• [Problem]: Present each line of the entries below that holds the word "gout".

(Extracted records)
-=-=-=-=-

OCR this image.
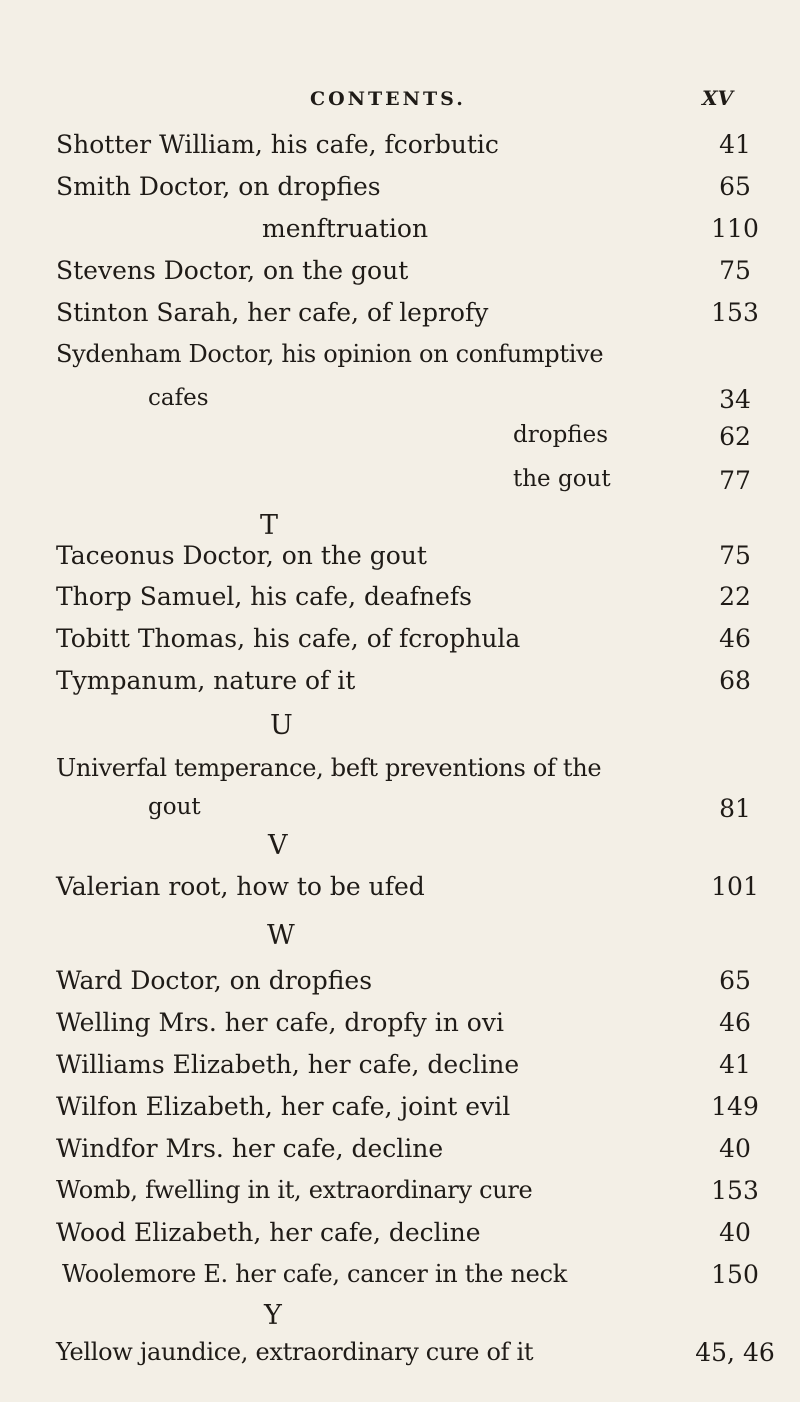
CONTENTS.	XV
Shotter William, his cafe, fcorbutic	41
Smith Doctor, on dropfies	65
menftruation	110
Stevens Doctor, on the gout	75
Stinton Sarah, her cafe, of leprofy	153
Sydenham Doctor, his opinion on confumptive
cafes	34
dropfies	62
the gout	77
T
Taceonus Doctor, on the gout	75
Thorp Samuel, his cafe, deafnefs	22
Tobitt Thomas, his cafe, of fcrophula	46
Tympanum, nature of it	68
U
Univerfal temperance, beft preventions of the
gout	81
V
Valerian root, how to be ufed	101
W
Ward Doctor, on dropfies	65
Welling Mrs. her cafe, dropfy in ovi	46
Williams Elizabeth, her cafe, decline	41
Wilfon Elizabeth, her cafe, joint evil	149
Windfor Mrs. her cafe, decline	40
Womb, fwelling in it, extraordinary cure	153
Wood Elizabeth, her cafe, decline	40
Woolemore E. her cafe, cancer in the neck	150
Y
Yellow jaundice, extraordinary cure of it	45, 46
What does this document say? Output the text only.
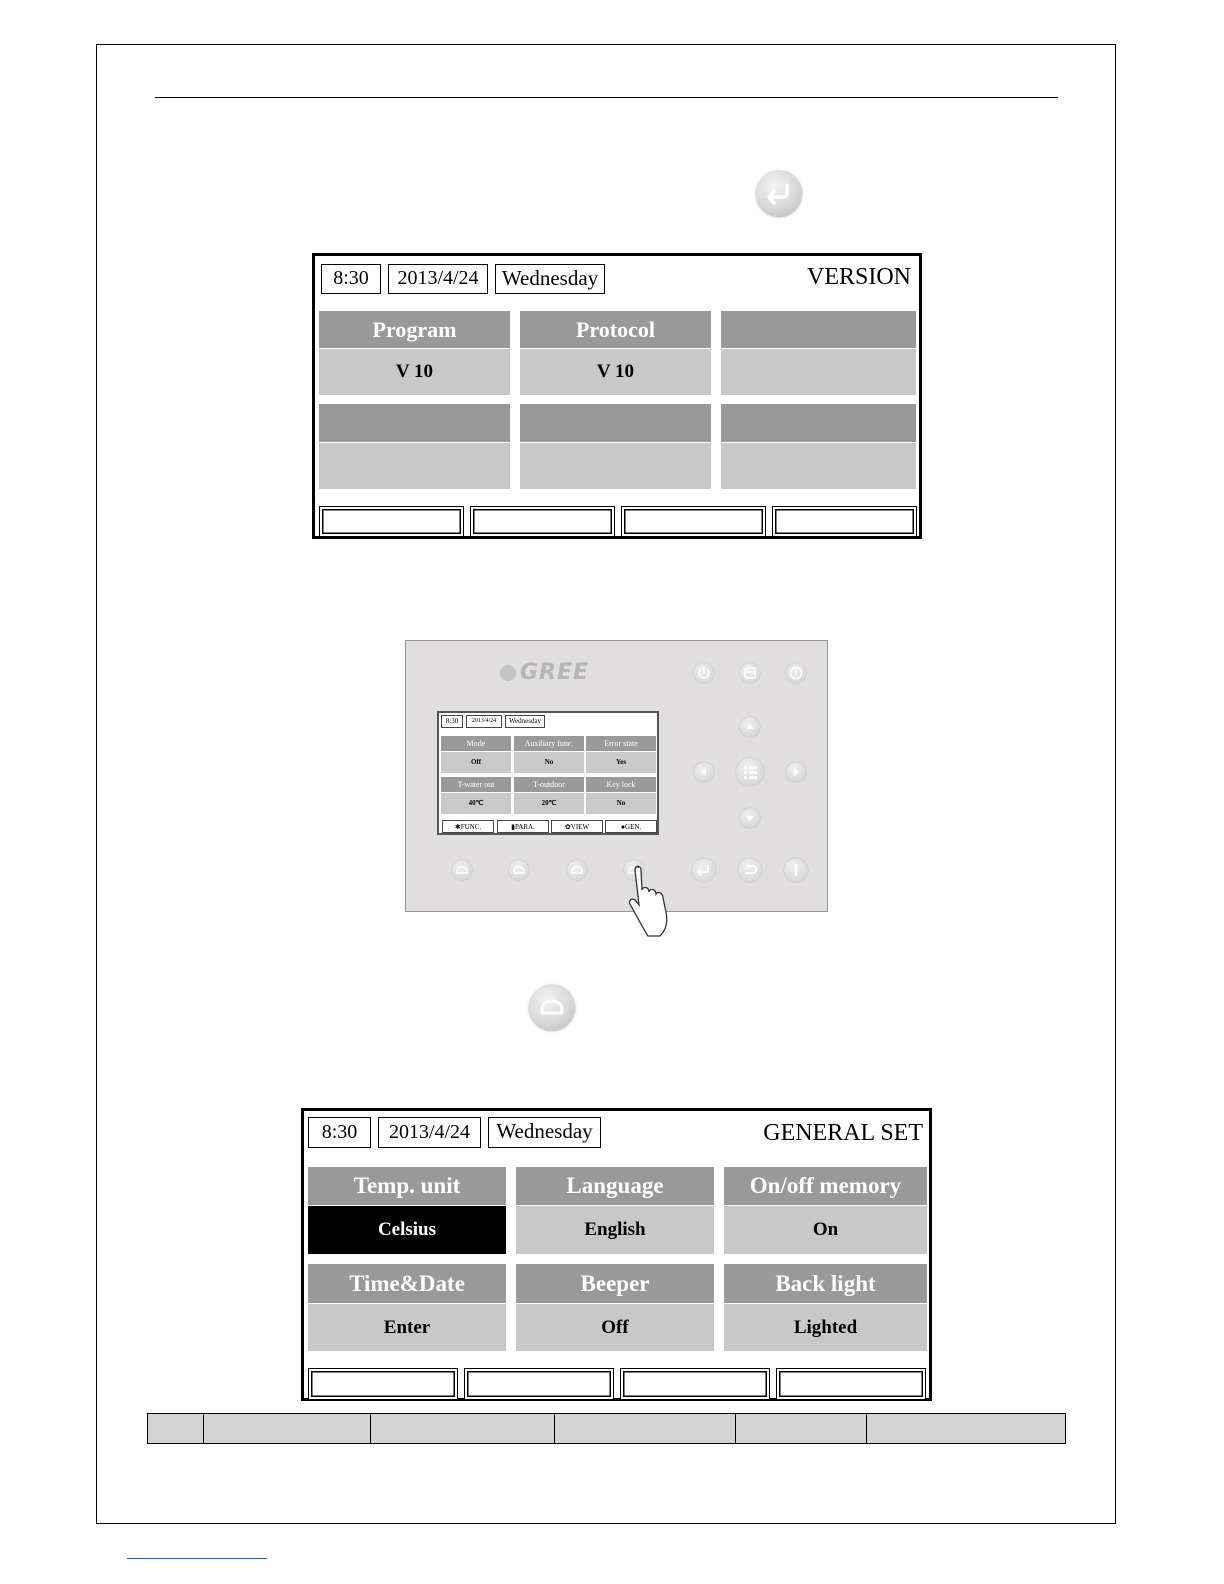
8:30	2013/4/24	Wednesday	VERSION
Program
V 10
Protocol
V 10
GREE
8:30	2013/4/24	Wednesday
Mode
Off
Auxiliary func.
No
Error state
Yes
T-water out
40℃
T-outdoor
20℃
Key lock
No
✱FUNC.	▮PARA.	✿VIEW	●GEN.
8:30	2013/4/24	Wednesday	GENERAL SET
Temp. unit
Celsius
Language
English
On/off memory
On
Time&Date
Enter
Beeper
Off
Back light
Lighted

-=-=-=-=-

• [Response to this exercise]:
Stevens Doctor, on the gout	75
the gout	77
Taceonus Doctor, on the gout	75
gout	81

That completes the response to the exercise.